* **AIM**: Copy the records below exactly, leaving out any pictures.
** start STORED RECORDS **
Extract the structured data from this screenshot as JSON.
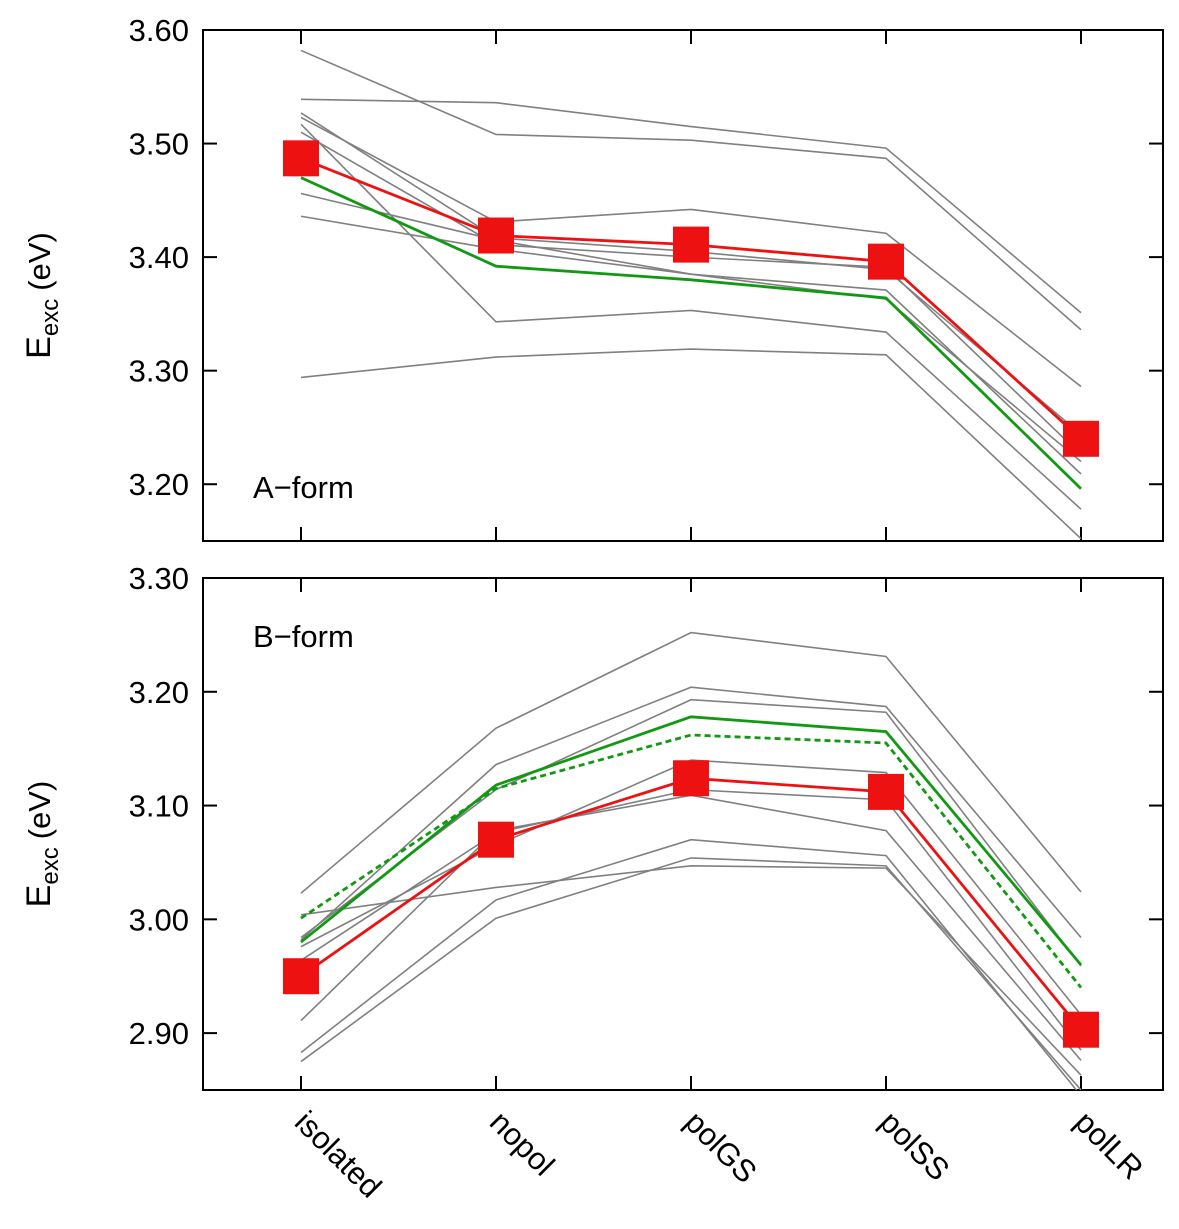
{
  "chart_data": [
    {
      "type": "line",
      "annotation": "A−form",
      "ylabel": "E",
      "ylabel_sub": "exc",
      "ylabel_unit": "(eV)",
      "ylim": [
        3.15,
        3.6
      ],
      "yticks": [
        {
          "value": 3.2,
          "label": "3.20"
        },
        {
          "value": 3.3,
          "label": "3.30"
        },
        {
          "value": 3.4,
          "label": "3.40"
        },
        {
          "value": 3.5,
          "label": "3.50"
        },
        {
          "value": 3.6,
          "label": "3.60"
        }
      ],
      "series": [
        {
          "color": "#808080",
          "values": [
            3.582,
            3.508,
            3.503,
            3.487,
            3.336
          ]
        },
        {
          "color": "#808080",
          "values": [
            3.539,
            3.536,
            3.515,
            3.496,
            3.351
          ]
        },
        {
          "color": "#808080",
          "values": [
            3.527,
            3.417,
            3.405,
            3.389,
            3.244
          ]
        },
        {
          "color": "#808080",
          "values": [
            3.523,
            3.431,
            3.442,
            3.421,
            3.286
          ]
        },
        {
          "color": "#808080",
          "values": [
            3.517,
            3.343,
            3.353,
            3.334,
            3.178
          ]
        },
        {
          "color": "#808080",
          "values": [
            3.51,
            3.411,
            3.4,
            3.391,
            3.226
          ]
        },
        {
          "color": "#808080",
          "values": [
            3.456,
            3.415,
            3.385,
            3.371,
            3.209
          ]
        },
        {
          "color": "#808080",
          "values": [
            3.436,
            3.407,
            3.385,
            3.363,
            3.22
          ]
        },
        {
          "color": "#808080",
          "values": [
            3.294,
            3.312,
            3.319,
            3.314,
            3.152
          ]
        },
        {
          "color": "#119911",
          "values": [
            3.47,
            3.392,
            3.38,
            3.364,
            3.196
          ]
        },
        {
          "color": "#ee1111",
          "values": [
            3.487,
            3.419,
            3.411,
            3.396,
            3.24
          ],
          "marker": "square"
        }
      ]
    },
    {
      "type": "line",
      "annotation": "B−form",
      "ylabel": "E",
      "ylabel_sub": "exc",
      "ylabel_unit": "(eV)",
      "categories": [
        "isolated",
        "nopol",
        "polGS",
        "polSS",
        "polLR"
      ],
      "ylim": [
        2.85,
        3.3
      ],
      "yticks": [
        {
          "value": 2.9,
          "label": "2.90"
        },
        {
          "value": 3.0,
          "label": "3.00"
        },
        {
          "value": 3.1,
          "label": "3.10"
        },
        {
          "value": 3.2,
          "label": "3.20"
        },
        {
          "value": 3.3,
          "label": "3.30"
        }
      ],
      "series": [
        {
          "color": "#808080",
          "values": [
            3.023,
            3.168,
            3.252,
            3.231,
            3.024
          ]
        },
        {
          "color": "#808080",
          "values": [
            2.982,
            3.136,
            3.204,
            3.187,
            2.984
          ]
        },
        {
          "color": "#808080",
          "values": [
            2.984,
            3.114,
            3.193,
            3.182,
            2.959
          ]
        },
        {
          "color": "#808080",
          "values": [
            2.976,
            3.065,
            3.14,
            3.129,
            2.916
          ]
        },
        {
          "color": "#808080",
          "values": [
            2.964,
            3.076,
            3.114,
            3.105,
            2.885
          ]
        },
        {
          "color": "#808080",
          "values": [
            2.911,
            3.078,
            3.109,
            3.078,
            2.876
          ]
        },
        {
          "color": "#808080",
          "values": [
            3.004,
            3.028,
            3.047,
            3.045,
            2.863
          ]
        },
        {
          "color": "#808080",
          "values": [
            2.883,
            3.017,
            3.07,
            3.056,
            2.845
          ]
        },
        {
          "color": "#808080",
          "values": [
            2.875,
            3.001,
            3.054,
            3.047,
            2.85
          ]
        },
        {
          "color": "#119911",
          "values": [
            3.001,
            3.115,
            3.162,
            3.155,
            2.94
          ],
          "dashed": true
        },
        {
          "color": "#119911",
          "values": [
            2.98,
            3.118,
            3.178,
            3.165,
            2.96
          ]
        },
        {
          "color": "#ee1111",
          "values": [
            2.95,
            3.07,
            3.124,
            3.112,
            2.903
          ],
          "marker": "square"
        }
      ]
    }
  ]
}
** end STORED RECORDS **
* **REPLY**:
Extract the structured data from this screenshot as JSON.
{
  "chart_data": [
    {
      "type": "line",
      "annotation": "A−form",
      "ylabel": "E",
      "ylabel_sub": "exc",
      "ylabel_unit": "(eV)",
      "ylim": [
        3.15,
        3.6
      ],
      "yticks": [
        {
          "value": 3.2,
          "label": "3.20"
        },
        {
          "value": 3.3,
          "label": "3.30"
        },
        {
          "value": 3.4,
          "label": "3.40"
        },
        {
          "value": 3.5,
          "label": "3.50"
        },
        {
          "value": 3.6,
          "label": "3.60"
        }
      ],
      "series": [
        {
          "color": "#808080",
          "values": [
            3.582,
            3.508,
            3.503,
            3.487,
            3.336
          ]
        },
        {
          "color": "#808080",
          "values": [
            3.539,
            3.536,
            3.515,
            3.496,
            3.351
          ]
        },
        {
          "color": "#808080",
          "values": [
            3.527,
            3.417,
            3.405,
            3.389,
            3.244
          ]
        },
        {
          "color": "#808080",
          "values": [
            3.523,
            3.431,
            3.442,
            3.421,
            3.286
          ]
        },
        {
          "color": "#808080",
          "values": [
            3.517,
            3.343,
            3.353,
            3.334,
            3.178
          ]
        },
        {
          "color": "#808080",
          "values": [
            3.51,
            3.411,
            3.4,
            3.391,
            3.226
          ]
        },
        {
          "color": "#808080",
          "values": [
            3.456,
            3.415,
            3.385,
            3.371,
            3.209
          ]
        },
        {
          "color": "#808080",
          "values": [
            3.436,
            3.407,
            3.385,
            3.363,
            3.22
          ]
        },
        {
          "color": "#808080",
          "values": [
            3.294,
            3.312,
            3.319,
            3.314,
            3.152
          ]
        },
        {
          "color": "#119911",
          "values": [
            3.47,
            3.392,
            3.38,
            3.364,
            3.196
          ]
        },
        {
          "color": "#ee1111",
          "values": [
            3.487,
            3.419,
            3.411,
            3.396,
            3.24
          ],
          "marker": "square"
        }
      ]
    },
    {
      "type": "line",
      "annotation": "B−form",
      "ylabel": "E",
      "ylabel_sub": "exc",
      "ylabel_unit": "(eV)",
      "categories": [
        "isolated",
        "nopol",
        "polGS",
        "polSS",
        "polLR"
      ],
      "ylim": [
        2.85,
        3.3
      ],
      "yticks": [
        {
          "value": 2.9,
          "label": "2.90"
        },
        {
          "value": 3.0,
          "label": "3.00"
        },
        {
          "value": 3.1,
          "label": "3.10"
        },
        {
          "value": 3.2,
          "label": "3.20"
        },
        {
          "value": 3.3,
          "label": "3.30"
        }
      ],
      "series": [
        {
          "color": "#808080",
          "values": [
            3.023,
            3.168,
            3.252,
            3.231,
            3.024
          ]
        },
        {
          "color": "#808080",
          "values": [
            2.982,
            3.136,
            3.204,
            3.187,
            2.984
          ]
        },
        {
          "color": "#808080",
          "values": [
            2.984,
            3.114,
            3.193,
            3.182,
            2.959
          ]
        },
        {
          "color": "#808080",
          "values": [
            2.976,
            3.065,
            3.14,
            3.129,
            2.916
          ]
        },
        {
          "color": "#808080",
          "values": [
            2.964,
            3.076,
            3.114,
            3.105,
            2.885
          ]
        },
        {
          "color": "#808080",
          "values": [
            2.911,
            3.078,
            3.109,
            3.078,
            2.876
          ]
        },
        {
          "color": "#808080",
          "values": [
            3.004,
            3.028,
            3.047,
            3.045,
            2.863
          ]
        },
        {
          "color": "#808080",
          "values": [
            2.883,
            3.017,
            3.07,
            3.056,
            2.845
          ]
        },
        {
          "color": "#808080",
          "values": [
            2.875,
            3.001,
            3.054,
            3.047,
            2.85
          ]
        },
        {
          "color": "#119911",
          "values": [
            3.001,
            3.115,
            3.162,
            3.155,
            2.94
          ],
          "dashed": true
        },
        {
          "color": "#119911",
          "values": [
            2.98,
            3.118,
            3.178,
            3.165,
            2.96
          ]
        },
        {
          "color": "#ee1111",
          "values": [
            2.95,
            3.07,
            3.124,
            3.112,
            2.903
          ],
          "marker": "square"
        }
      ]
    }
  ]
}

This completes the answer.